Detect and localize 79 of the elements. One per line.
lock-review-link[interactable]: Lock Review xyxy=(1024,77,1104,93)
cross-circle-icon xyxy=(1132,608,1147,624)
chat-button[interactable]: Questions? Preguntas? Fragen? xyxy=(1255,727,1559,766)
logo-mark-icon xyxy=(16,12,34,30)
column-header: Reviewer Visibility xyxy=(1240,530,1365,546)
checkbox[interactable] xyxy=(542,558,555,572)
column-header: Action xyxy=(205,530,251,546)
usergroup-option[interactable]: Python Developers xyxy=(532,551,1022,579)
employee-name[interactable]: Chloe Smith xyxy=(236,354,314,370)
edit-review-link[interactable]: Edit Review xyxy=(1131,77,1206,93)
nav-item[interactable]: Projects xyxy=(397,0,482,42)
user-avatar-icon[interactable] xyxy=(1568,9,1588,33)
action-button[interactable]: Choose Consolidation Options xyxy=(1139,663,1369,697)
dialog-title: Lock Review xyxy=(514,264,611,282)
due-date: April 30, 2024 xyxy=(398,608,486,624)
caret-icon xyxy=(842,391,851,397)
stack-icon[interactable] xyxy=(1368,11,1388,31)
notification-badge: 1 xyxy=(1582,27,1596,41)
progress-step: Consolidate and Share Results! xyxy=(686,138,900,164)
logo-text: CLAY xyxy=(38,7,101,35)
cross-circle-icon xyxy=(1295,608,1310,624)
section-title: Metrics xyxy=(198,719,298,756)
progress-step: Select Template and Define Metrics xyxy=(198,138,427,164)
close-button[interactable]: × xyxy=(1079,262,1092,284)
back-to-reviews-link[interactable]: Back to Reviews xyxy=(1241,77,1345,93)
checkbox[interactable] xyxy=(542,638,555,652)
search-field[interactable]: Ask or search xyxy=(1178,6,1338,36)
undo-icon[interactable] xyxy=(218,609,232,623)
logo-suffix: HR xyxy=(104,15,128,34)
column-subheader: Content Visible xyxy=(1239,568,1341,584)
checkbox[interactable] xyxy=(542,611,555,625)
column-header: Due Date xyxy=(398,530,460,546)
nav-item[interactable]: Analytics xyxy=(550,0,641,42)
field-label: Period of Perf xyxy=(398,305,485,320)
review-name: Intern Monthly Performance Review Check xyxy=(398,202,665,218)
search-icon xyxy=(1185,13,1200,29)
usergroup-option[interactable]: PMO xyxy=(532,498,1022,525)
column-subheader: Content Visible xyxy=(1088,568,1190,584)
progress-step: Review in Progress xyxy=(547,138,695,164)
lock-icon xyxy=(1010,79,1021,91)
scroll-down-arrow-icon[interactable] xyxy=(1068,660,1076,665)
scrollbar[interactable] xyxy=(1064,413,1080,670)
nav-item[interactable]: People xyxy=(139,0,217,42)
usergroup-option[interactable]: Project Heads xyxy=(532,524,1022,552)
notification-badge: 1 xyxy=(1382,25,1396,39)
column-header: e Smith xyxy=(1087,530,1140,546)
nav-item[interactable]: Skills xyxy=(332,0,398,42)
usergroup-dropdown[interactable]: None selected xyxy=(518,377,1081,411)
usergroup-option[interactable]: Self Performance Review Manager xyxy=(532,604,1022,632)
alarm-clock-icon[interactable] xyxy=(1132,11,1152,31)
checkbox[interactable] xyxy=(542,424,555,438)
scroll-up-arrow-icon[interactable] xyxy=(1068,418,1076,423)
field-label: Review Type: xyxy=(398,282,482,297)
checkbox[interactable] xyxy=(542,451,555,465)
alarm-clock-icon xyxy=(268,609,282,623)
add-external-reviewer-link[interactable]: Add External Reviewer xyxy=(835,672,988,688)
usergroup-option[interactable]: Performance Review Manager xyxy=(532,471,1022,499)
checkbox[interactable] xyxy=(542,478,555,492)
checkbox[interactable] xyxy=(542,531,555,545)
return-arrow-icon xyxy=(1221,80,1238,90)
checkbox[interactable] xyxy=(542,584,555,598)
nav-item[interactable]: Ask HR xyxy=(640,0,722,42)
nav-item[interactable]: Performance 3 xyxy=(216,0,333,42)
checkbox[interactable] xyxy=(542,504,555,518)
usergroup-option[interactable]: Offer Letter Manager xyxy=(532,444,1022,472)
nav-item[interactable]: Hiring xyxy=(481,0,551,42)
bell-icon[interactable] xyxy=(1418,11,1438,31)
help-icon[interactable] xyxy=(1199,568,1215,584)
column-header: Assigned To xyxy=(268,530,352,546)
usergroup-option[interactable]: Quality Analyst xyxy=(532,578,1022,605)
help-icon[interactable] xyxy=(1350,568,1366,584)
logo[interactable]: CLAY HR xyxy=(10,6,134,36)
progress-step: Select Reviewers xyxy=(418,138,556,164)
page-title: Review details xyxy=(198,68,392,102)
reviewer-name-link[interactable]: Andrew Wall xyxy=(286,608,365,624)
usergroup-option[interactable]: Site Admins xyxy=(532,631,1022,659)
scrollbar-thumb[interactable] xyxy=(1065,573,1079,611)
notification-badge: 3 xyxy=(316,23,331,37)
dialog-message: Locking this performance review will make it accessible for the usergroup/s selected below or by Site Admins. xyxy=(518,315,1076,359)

# # # # #

_A tarefa_: Transcreva fielmente todas as linhas dos registros acima, sem alterar nenhum caractere.

_Resposta correta_:
Detect and localize 79 of the elements. One per line.
lock-review-link[interactable]: Lock Review xyxy=(1024,77,1104,93)
cross-circle-icon xyxy=(1132,608,1147,624)
chat-button[interactable]: Questions? Preguntas? Fragen? xyxy=(1255,727,1559,766)
logo-mark-icon xyxy=(16,12,34,30)
column-header: Reviewer Visibility xyxy=(1240,530,1365,546)
checkbox[interactable] xyxy=(542,558,555,572)
column-header: Action xyxy=(205,530,251,546)
usergroup-option[interactable]: Python Developers xyxy=(532,551,1022,579)
employee-name[interactable]: Chloe Smith xyxy=(236,354,314,370)
edit-review-link[interactable]: Edit Review xyxy=(1131,77,1206,93)
nav-item[interactable]: Projects xyxy=(397,0,482,42)
user-avatar-icon[interactable] xyxy=(1568,9,1588,33)
action-button[interactable]: Choose Consolidation Options xyxy=(1139,663,1369,697)
dialog-title: Lock Review xyxy=(514,264,611,282)
due-date: April 30, 2024 xyxy=(398,608,486,624)
caret-icon xyxy=(842,391,851,397)
stack-icon[interactable] xyxy=(1368,11,1388,31)
notification-badge: 1 xyxy=(1582,27,1596,41)
progress-step: Consolidate and Share Results! xyxy=(686,138,900,164)
logo-text: CLAY xyxy=(38,7,101,35)
cross-circle-icon xyxy=(1295,608,1310,624)
section-title: Metrics xyxy=(198,719,298,756)
progress-step: Select Template and Define Metrics xyxy=(198,138,427,164)
close-button[interactable]: × xyxy=(1079,262,1092,284)
back-to-reviews-link[interactable]: Back to Reviews xyxy=(1241,77,1345,93)
checkbox[interactable] xyxy=(542,638,555,652)
search-field[interactable]: Ask or search xyxy=(1178,6,1338,36)
undo-icon[interactable] xyxy=(218,609,232,623)
logo-suffix: HR xyxy=(104,15,128,34)
column-subheader: Content Visible xyxy=(1239,568,1341,584)
checkbox[interactable] xyxy=(542,611,555,625)
column-header: Due Date xyxy=(398,530,460,546)
nav-item[interactable]: Analytics xyxy=(550,0,641,42)
field-label: Period of Perf xyxy=(398,305,485,320)
review-name: Intern Monthly Performance Review Check xyxy=(398,202,665,218)
search-icon xyxy=(1185,13,1200,29)
usergroup-option[interactable]: PMO xyxy=(532,498,1022,525)
column-subheader: Content Visible xyxy=(1088,568,1190,584)
progress-step: Review in Progress xyxy=(547,138,695,164)
lock-icon xyxy=(1010,79,1021,91)
scroll-down-arrow-icon[interactable] xyxy=(1068,660,1076,665)
scrollbar[interactable] xyxy=(1064,413,1080,670)
nav-item[interactable]: People xyxy=(139,0,217,42)
usergroup-option[interactable]: Project Heads xyxy=(532,524,1022,552)
notification-badge: 1 xyxy=(1382,25,1396,39)
column-header: e Smith xyxy=(1087,530,1140,546)
nav-item[interactable]: Skills xyxy=(332,0,398,42)
usergroup-dropdown[interactable]: None selected xyxy=(518,377,1081,411)
usergroup-option[interactable]: Self Performance Review Manager xyxy=(532,604,1022,632)
alarm-clock-icon[interactable] xyxy=(1132,11,1152,31)
checkbox[interactable] xyxy=(542,424,555,438)
scroll-up-arrow-icon[interactable] xyxy=(1068,418,1076,423)
field-label: Review Type: xyxy=(398,282,482,297)
checkbox[interactable] xyxy=(542,451,555,465)
alarm-clock-icon xyxy=(268,609,282,623)
add-external-reviewer-link[interactable]: Add External Reviewer xyxy=(835,672,988,688)
usergroup-option[interactable]: Performance Review Manager xyxy=(532,471,1022,499)
checkbox[interactable] xyxy=(542,478,555,492)
checkbox[interactable] xyxy=(542,531,555,545)
return-arrow-icon xyxy=(1221,80,1238,90)
checkbox[interactable] xyxy=(542,584,555,598)
nav-item[interactable]: Ask HR xyxy=(640,0,722,42)
nav-item[interactable]: Performance 3 xyxy=(216,0,333,42)
checkbox[interactable] xyxy=(542,504,555,518)
usergroup-option[interactable]: Offer Letter Manager xyxy=(532,444,1022,472)
nav-item[interactable]: Hiring xyxy=(481,0,551,42)
bell-icon[interactable] xyxy=(1418,11,1438,31)
help-icon[interactable] xyxy=(1199,568,1215,584)
column-header: Assigned To xyxy=(268,530,352,546)
usergroup-option[interactable]: Quality Analyst xyxy=(532,578,1022,605)
help-icon[interactable] xyxy=(1350,568,1366,584)
logo[interactable]: CLAY HR xyxy=(10,6,134,36)
progress-step: Select Reviewers xyxy=(418,138,556,164)
page-title: Review details xyxy=(198,68,392,102)
reviewer-name-link[interactable]: Andrew Wall xyxy=(286,608,365,624)
usergroup-option[interactable]: Site Admins xyxy=(532,631,1022,659)
scrollbar-thumb[interactable] xyxy=(1065,573,1079,611)
notification-badge: 3 xyxy=(316,23,331,37)
dialog-message: Locking this performance review will make it accessible for the usergroup/s selected below or by Site Admins. xyxy=(518,315,1076,359)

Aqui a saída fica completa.